● **Exercise prompt**
Exclude images, then output the remaining data verbatim.

=== The data ===

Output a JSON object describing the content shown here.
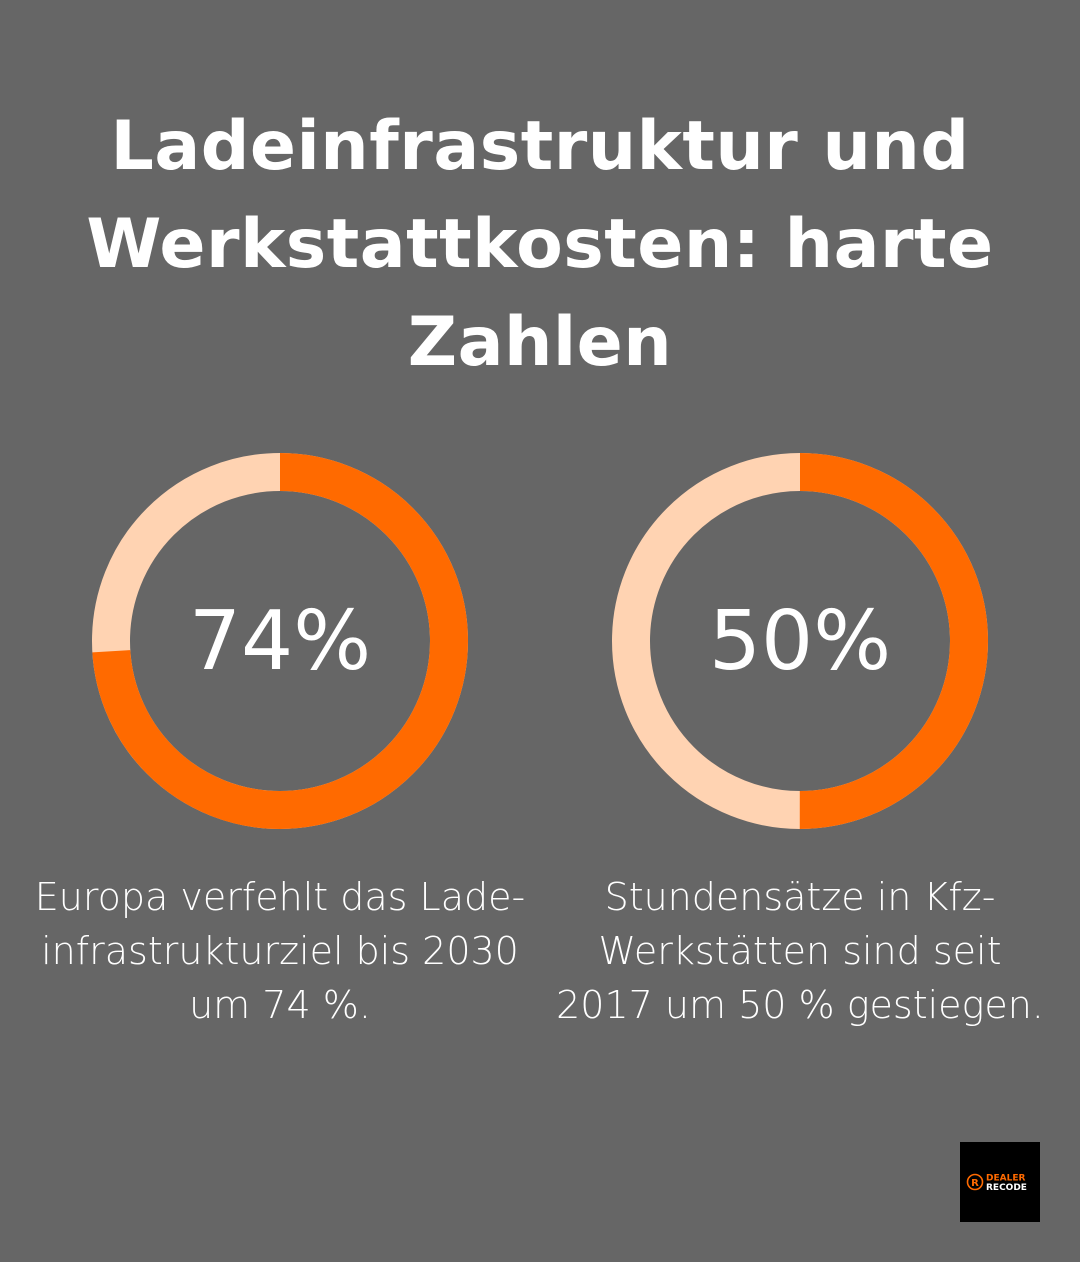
{
  "title": "Ladeinfrastruktur und Werkstattkosten: harte Zahlen",
  "colors": {
    "background": "#666666",
    "accent": "#FF6A00",
    "remainder": "#FFD3B2",
    "text": "#FFFFFF"
  },
  "chart_data": [
    {
      "type": "pie",
      "variant": "donut",
      "value": 74,
      "max": 100,
      "label": "74%",
      "caption": "Europa verfehlt das Lade-infrastrukturziel bis 2030 um 74 %."
    },
    {
      "type": "pie",
      "variant": "donut",
      "value": 50,
      "max": 100,
      "label": "50%",
      "caption": "Stundensätze in Kfz-Werkstätten sind seit 2017 um 50 % gestiegen."
    }
  ],
  "logo": {
    "text": "DEALER RECODE"
  }
}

===

● **Written solution**
Output a JSON object describing the content shown here.
{
  "title": "Ladeinfrastruktur und Werkstattkosten: harte Zahlen",
  "colors": {
    "background": "#666666",
    "accent": "#FF6A00",
    "remainder": "#FFD3B2",
    "text": "#FFFFFF"
  },
  "chart_data": [
    {
      "type": "pie",
      "variant": "donut",
      "value": 74,
      "max": 100,
      "label": "74%",
      "caption": "Europa verfehlt das Lade-infrastrukturziel bis 2030 um 74 %."
    },
    {
      "type": "pie",
      "variant": "donut",
      "value": 50,
      "max": 100,
      "label": "50%",
      "caption": "Stundensätze in Kfz-Werkstätten sind seit 2017 um 50 % gestiegen."
    }
  ],
  "logo": {
    "text": "DEALER RECODE"
  }
}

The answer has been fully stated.